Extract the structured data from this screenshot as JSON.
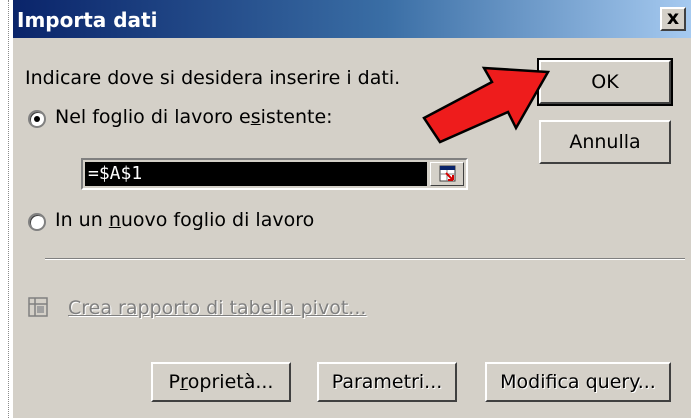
{
  "dialog": {
    "title": "Importa dati",
    "close_glyph": "x",
    "prompt": "Indicare dove si desidera inserire i dati.",
    "option_existing": {
      "label_before": "Nel foglio di lavoro e",
      "label_underlined": "s",
      "label_after": "istente:",
      "selected": true
    },
    "cell_reference": "=$A$1",
    "option_new": {
      "label_before": "In un ",
      "label_underlined": "n",
      "label_after": "uovo foglio di lavoro",
      "selected": false
    },
    "pivot_link": "Crea rapporto di tabella pivot...",
    "buttons": {
      "ok": "OK",
      "cancel": "Annulla",
      "properties_before": "P",
      "properties_underlined": "r",
      "properties_after": "oprietà...",
      "parameters": "Parametri...",
      "edit_query": "Modifica query..."
    }
  },
  "colors": {
    "title_gradient_start": "#0a246a",
    "title_gradient_end": "#a6caf0",
    "arrow_fill": "#ee1c1c",
    "dialog_bg": "#d4d0c8"
  },
  "icons": [
    "close-icon",
    "range-selector-icon",
    "pivot-table-icon",
    "red-arrow"
  ]
}
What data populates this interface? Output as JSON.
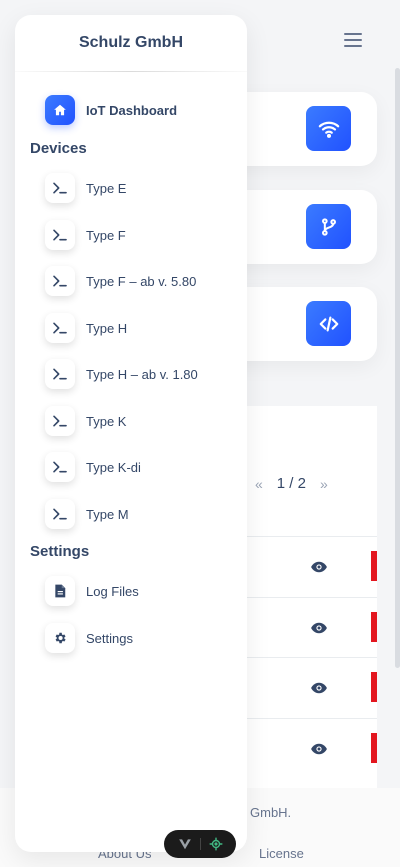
{
  "brand": "Schulz GmbH",
  "sidebar": {
    "dashboard": {
      "label": "IoT Dashboard",
      "icon": "home-icon"
    },
    "devices_title": "Devices",
    "devices": [
      {
        "label": "Type E",
        "icon": "terminal-icon"
      },
      {
        "label": "Type F",
        "icon": "terminal-icon"
      },
      {
        "label": "Type F – ab v. 5.80",
        "icon": "terminal-icon"
      },
      {
        "label": "Type H",
        "icon": "terminal-icon"
      },
      {
        "label": "Type H – ab v. 1.80",
        "icon": "terminal-icon"
      },
      {
        "label": "Type K",
        "icon": "terminal-icon"
      },
      {
        "label": "Type K-di",
        "icon": "terminal-icon"
      },
      {
        "label": "Type M",
        "icon": "terminal-icon"
      }
    ],
    "settings_title": "Settings",
    "settings": [
      {
        "label": "Log Files",
        "icon": "file-icon"
      },
      {
        "label": "Settings",
        "icon": "gear-icon"
      }
    ]
  },
  "background": {
    "cards": [
      {
        "icon": "wifi-icon"
      },
      {
        "icon": "git-branch-icon"
      },
      {
        "icon": "code-icon"
      }
    ],
    "pager": {
      "prev": "«",
      "current": "1 / 2",
      "next": "»"
    },
    "footer_text": "GmbH.",
    "footer_links": [
      "About Us",
      "License"
    ]
  },
  "colors": {
    "accent": "#2152ff",
    "text": "#344767",
    "danger": "#e3161f"
  }
}
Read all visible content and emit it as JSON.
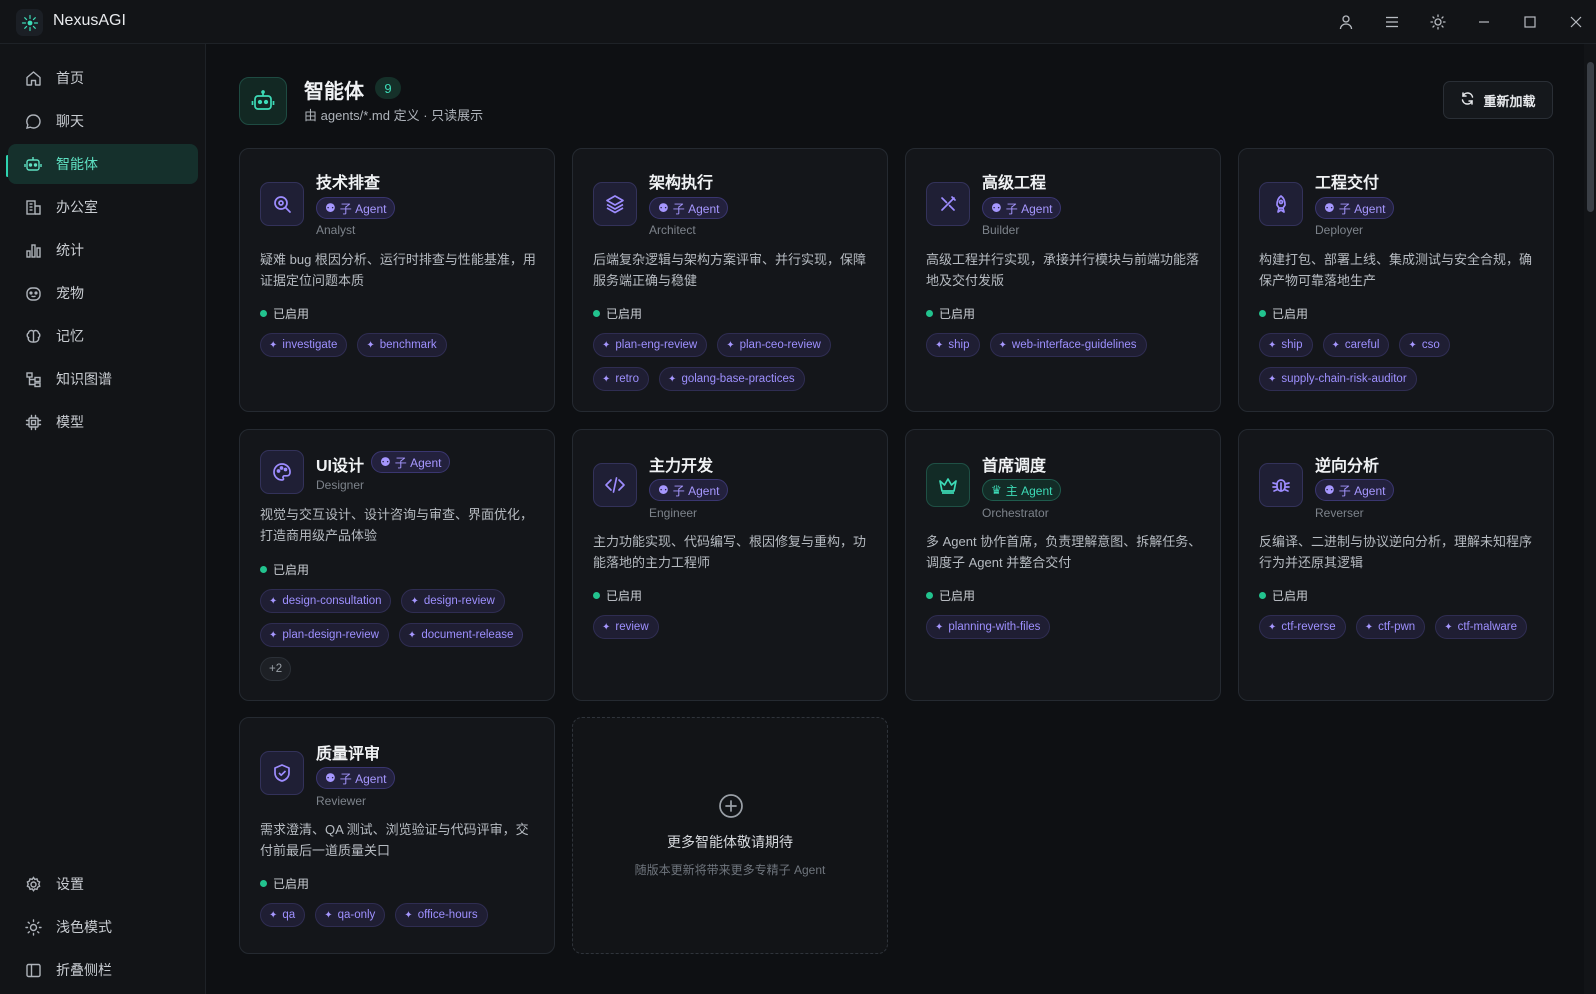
{
  "app": {
    "title": "NexusAGI"
  },
  "window_controls": [
    "user-icon",
    "menu-icon",
    "sun-icon",
    "minimize-icon",
    "maximize-icon",
    "close-icon"
  ],
  "sidebar": {
    "items": [
      {
        "label": "首页",
        "icon": "home-icon"
      },
      {
        "label": "聊天",
        "icon": "chat-icon"
      },
      {
        "label": "智能体",
        "icon": "robot-icon",
        "active": true
      },
      {
        "label": "办公室",
        "icon": "office-icon"
      },
      {
        "label": "统计",
        "icon": "chart-icon"
      },
      {
        "label": "宠物",
        "icon": "pet-icon"
      },
      {
        "label": "记忆",
        "icon": "brain-icon"
      },
      {
        "label": "知识图谱",
        "icon": "graph-icon"
      },
      {
        "label": "模型",
        "icon": "chip-icon"
      }
    ],
    "bottom": [
      {
        "label": "设置",
        "icon": "gear-icon"
      },
      {
        "label": "浅色模式",
        "icon": "sun-icon"
      },
      {
        "label": "折叠侧栏",
        "icon": "sidebar-collapse-icon"
      }
    ]
  },
  "header": {
    "title": "智能体",
    "count": "9",
    "subtitle": "由 agents/*.md 定义 · 只读展示",
    "reload_label": "重新加载"
  },
  "colors": {
    "accent": "#2ed3b0",
    "purple": "#9d8cff",
    "status_green": "#22c38e"
  },
  "agents": [
    {
      "name": "技术排查",
      "badge": "子 Agent",
      "role": "Analyst",
      "desc": "疑难 bug 根因分析、运行时排查与性能基准，用证据定位问题本质",
      "status": "已启用",
      "tags": [
        "investigate",
        "benchmark"
      ],
      "icon": "search-bug-icon"
    },
    {
      "name": "架构执行",
      "badge": "子 Agent",
      "role": "Architect",
      "desc": "后端复杂逻辑与架构方案评审、并行实现，保障服务端正确与稳健",
      "status": "已启用",
      "tags": [
        "plan-eng-review",
        "plan-ceo-review",
        "retro",
        "golang-base-practices"
      ],
      "icon": "layers-icon"
    },
    {
      "name": "高级工程",
      "badge": "子 Agent",
      "role": "Builder",
      "desc": "高级工程并行实现，承接并行模块与前端功能落地及交付发版",
      "status": "已启用",
      "tags": [
        "ship",
        "web-interface-guidelines"
      ],
      "icon": "tools-icon"
    },
    {
      "name": "工程交付",
      "badge": "子 Agent",
      "role": "Deployer",
      "desc": "构建打包、部署上线、集成测试与安全合规，确保产物可靠落地生产",
      "status": "已启用",
      "tags": [
        "ship",
        "careful",
        "cso",
        "supply-chain-risk-auditor"
      ],
      "icon": "rocket-icon"
    },
    {
      "name": "UI设计",
      "badge": "子 Agent",
      "role": "Designer",
      "desc": "视觉与交互设计、设计咨询与审查、界面优化，打造商用级产品体验",
      "status": "已启用",
      "tags": [
        "design-consultation",
        "design-review",
        "plan-design-review",
        "document-release"
      ],
      "more": "+2",
      "icon": "palette-icon"
    },
    {
      "name": "主力开发",
      "badge": "子 Agent",
      "role": "Engineer",
      "desc": "主力功能实现、代码编写、根因修复与重构，功能落地的主力工程师",
      "status": "已启用",
      "tags": [
        "review"
      ],
      "icon": "code-icon"
    },
    {
      "name": "首席调度",
      "badge": "主 Agent",
      "role": "Orchestrator",
      "desc": "多 Agent 协作首席，负责理解意图、拆解任务、调度子 Agent 并整合交付",
      "status": "已启用",
      "tags": [
        "planning-with-files"
      ],
      "icon": "crown-icon",
      "primary": true
    },
    {
      "name": "逆向分析",
      "badge": "子 Agent",
      "role": "Reverser",
      "desc": "反编译、二进制与协议逆向分析，理解未知程序行为并还原其逻辑",
      "status": "已启用",
      "tags": [
        "ctf-reverse",
        "ctf-pwn",
        "ctf-malware"
      ],
      "icon": "bug-icon"
    },
    {
      "name": "质量评审",
      "badge": "子 Agent",
      "role": "Reviewer",
      "desc": "需求澄清、QA 测试、浏览验证与代码评审，交付前最后一道质量关口",
      "status": "已启用",
      "tags": [
        "qa",
        "qa-only",
        "office-hours"
      ],
      "icon": "shield-check-icon"
    }
  ],
  "placeholder": {
    "title": "更多智能体敬请期待",
    "subtitle": "随版本更新将带来更多专精子 Agent"
  }
}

## TASK DETAILS:
Going through the records above, state how many lines carry "role", with no other text.

## WRITTEN RESPONSE:
9